§ **Work to complete**
Locate all lines with the word "iste" and copy them out.

>>>>

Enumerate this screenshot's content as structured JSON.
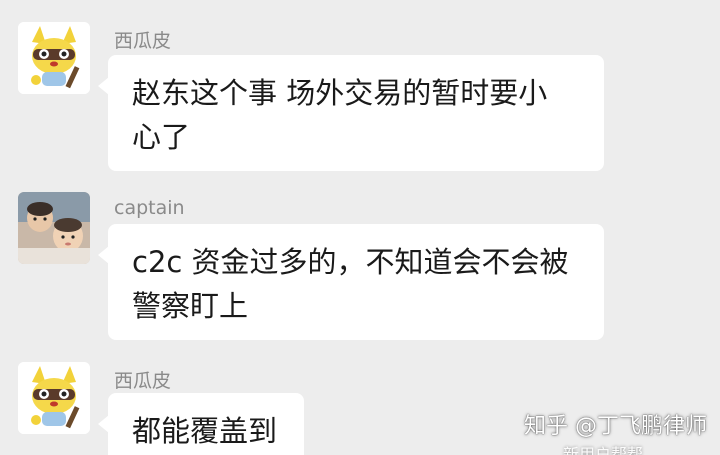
{
  "messages": [
    {
      "sender": "西瓜皮",
      "avatar_icon": "cartoon-animal-avatar-icon",
      "lines": [
        "赵东这个事 场外交易的暂时要小",
        "心了"
      ]
    },
    {
      "sender": "captain",
      "avatar_icon": "photo-avatar-icon",
      "lines": [
        "c2c 资金过多的，不知道会不会被",
        "警察盯上"
      ]
    },
    {
      "sender": "西瓜皮",
      "avatar_icon": "cartoon-animal-avatar-icon",
      "lines": [
        "都能覆盖到"
      ]
    }
  ],
  "watermark": {
    "text": "知乎 @丁飞鹏律师",
    "sub_text": "新用户帮帮"
  },
  "colors": {
    "background": "#ededed",
    "bubble": "#ffffff",
    "sender_name": "#8a8a8a",
    "message_text": "#1a1a1a"
  }
}
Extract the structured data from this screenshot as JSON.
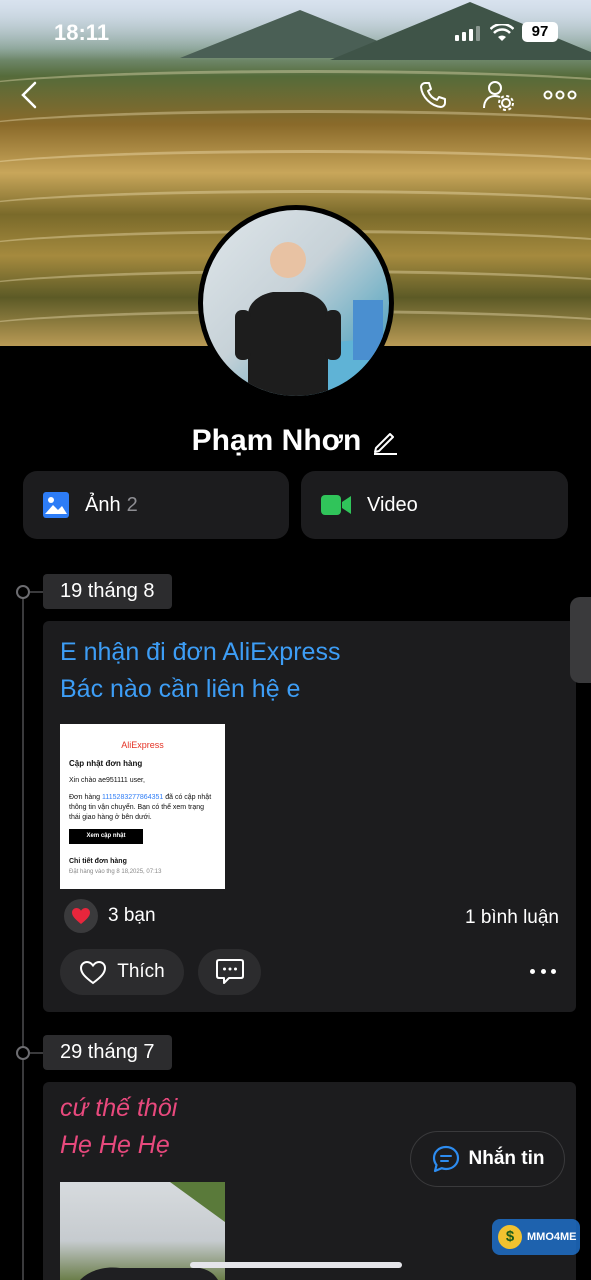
{
  "status_bar": {
    "time": "18:11",
    "battery": "97"
  },
  "profile": {
    "name": "Phạm Nhơn"
  },
  "media": {
    "photos_label": "Ảnh",
    "photos_count": "2",
    "video_label": "Video"
  },
  "posts": [
    {
      "date": "19 tháng 8",
      "text_line1": "E nhận đi đơn AliExpress",
      "text_line2": "Bác nào cần liên hệ e",
      "text_color": "#3d9df5",
      "image": {
        "brand": "AliExpress",
        "heading": "Cập nhật đơn hàng",
        "greeting": "Xin chào ae951111 user,",
        "body_prefix": "Đơn hàng",
        "order_no": "1115283277864351",
        "body_rest": "đã có cập nhật thông tin vận chuyển. Bạn có thể xem trạng thái giao hàng ở bên dưới.",
        "button": "Xem cập nhật",
        "details_title": "Chi tiết đơn hàng",
        "details_date": "Đặt hàng vào thg 8 18,2025, 07:13"
      },
      "reactions": "3 bạn",
      "comments": "1 bình luận",
      "like_label": "Thích"
    },
    {
      "date": "29 tháng 7",
      "text_line1": "cứ thế thôi",
      "text_line2": "Hẹ Hẹ Hẹ",
      "text_color": "#e8497d"
    }
  ],
  "message_button": {
    "label": "Nhắn tin"
  },
  "watermark": {
    "text": "MMO4ME"
  }
}
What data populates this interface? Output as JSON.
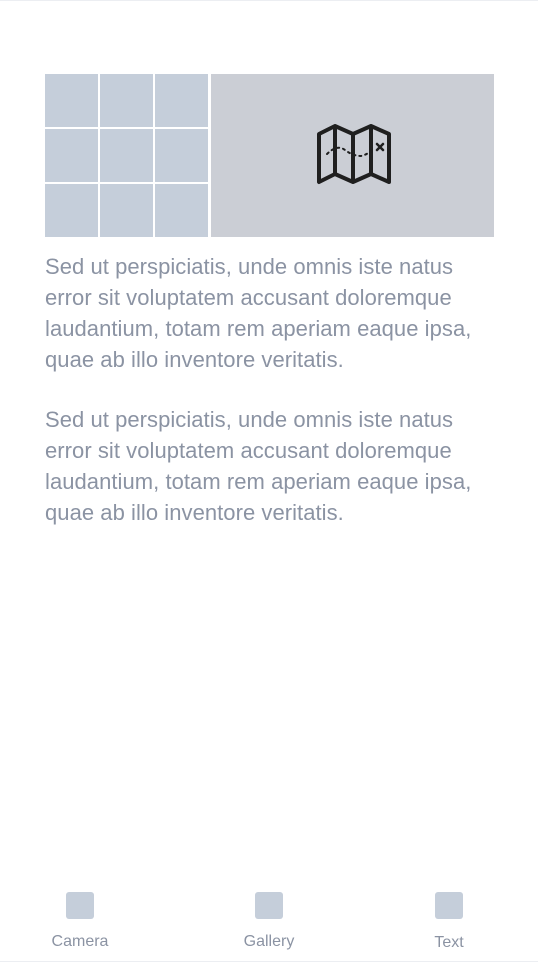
{
  "content": {
    "paragraphs": [
      "Sed ut perspiciatis, unde omnis iste natus error sit voluptatem accusant doloremque laudantium, totam rem aperiam eaque ipsa, quae ab illo inventore veritatis.",
      "Sed ut perspiciatis, unde omnis iste natus error sit voluptatem accusant doloremque laudantium, totam rem aperiam eaque ipsa, quae ab illo inventore veritatis."
    ]
  },
  "media": {
    "grid_icon": "grid-image-placeholder",
    "map_icon": "folded-map-icon"
  },
  "bottom_nav": {
    "items": [
      {
        "label": "Camera",
        "icon": "camera-icon"
      },
      {
        "label": "Gallery",
        "icon": "gallery-icon"
      },
      {
        "label": "Text",
        "icon": "text-icon"
      }
    ]
  },
  "colors": {
    "placeholder_blue": "#c5ceda",
    "placeholder_gray": "#cbced5",
    "text_gray": "#8b93a3",
    "icon_dark": "#1f1f1f"
  }
}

<<<<

§ **Response for this exercise**
      "Sed ut perspiciatis, unde omnis iste natus error sit voluptatem accusant doloremque laudantium, totam rem aperiam eaque ipsa, quae ab illo inventore veritatis.",
      "Sed ut perspiciatis, unde omnis iste natus error sit voluptatem accusant doloremque laudantium, totam rem aperiam eaque ipsa, quae ab illo inventore veritatis."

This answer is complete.